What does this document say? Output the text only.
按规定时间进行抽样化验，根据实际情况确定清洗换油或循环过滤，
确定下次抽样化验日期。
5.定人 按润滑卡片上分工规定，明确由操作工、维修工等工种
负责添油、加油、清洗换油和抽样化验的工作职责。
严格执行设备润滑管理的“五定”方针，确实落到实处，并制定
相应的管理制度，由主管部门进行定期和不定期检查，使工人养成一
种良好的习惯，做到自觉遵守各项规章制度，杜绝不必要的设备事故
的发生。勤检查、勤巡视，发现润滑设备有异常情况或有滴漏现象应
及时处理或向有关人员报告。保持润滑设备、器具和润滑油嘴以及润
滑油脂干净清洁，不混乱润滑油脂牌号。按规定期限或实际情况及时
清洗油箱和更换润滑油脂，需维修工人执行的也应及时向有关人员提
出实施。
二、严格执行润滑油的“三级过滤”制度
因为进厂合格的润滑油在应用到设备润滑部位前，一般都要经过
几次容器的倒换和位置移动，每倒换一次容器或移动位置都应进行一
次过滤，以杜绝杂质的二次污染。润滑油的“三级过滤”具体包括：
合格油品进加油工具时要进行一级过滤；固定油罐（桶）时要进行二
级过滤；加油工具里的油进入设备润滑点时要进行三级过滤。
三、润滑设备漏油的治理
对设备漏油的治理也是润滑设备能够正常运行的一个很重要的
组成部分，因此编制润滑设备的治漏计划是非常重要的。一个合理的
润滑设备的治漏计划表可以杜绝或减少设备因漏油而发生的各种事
::::
TASK: Retype all of the entries precisely as they are.

FULL OUTPUT:
What does this document say? Output the text only.
按规定时间进行抽样化验，根据实际情况确定清洗换油或循环过滤，
确定下次抽样化验日期。
5.定人 按润滑卡片上分工规定，明确由操作工、维修工等工种
负责添油、加油、清洗换油和抽样化验的工作职责。
严格执行设备润滑管理的“五定”方针，确实落到实处，并制定
相应的管理制度，由主管部门进行定期和不定期检查，使工人养成一
种良好的习惯，做到自觉遵守各项规章制度，杜绝不必要的设备事故
的发生。勤检查、勤巡视，发现润滑设备有异常情况或有滴漏现象应
及时处理或向有关人员报告。保持润滑设备、器具和润滑油嘴以及润
滑油脂干净清洁，不混乱润滑油脂牌号。按规定期限或实际情况及时
清洗油箱和更换润滑油脂，需维修工人执行的也应及时向有关人员提
出实施。
二、严格执行润滑油的“三级过滤”制度
因为进厂合格的润滑油在应用到设备润滑部位前，一般都要经过
几次容器的倒换和位置移动，每倒换一次容器或移动位置都应进行一
次过滤，以杜绝杂质的二次污染。润滑油的“三级过滤”具体包括：
合格油品进加油工具时要进行一级过滤；固定油罐（桶）时要进行二
级过滤；加油工具里的油进入设备润滑点时要进行三级过滤。
三、润滑设备漏油的治理
对设备漏油的治理也是润滑设备能够正常运行的一个很重要的
组成部分，因此编制润滑设备的治漏计划是非常重要的。一个合理的
润滑设备的治漏计划表可以杜绝或减少设备因漏油而发生的各种事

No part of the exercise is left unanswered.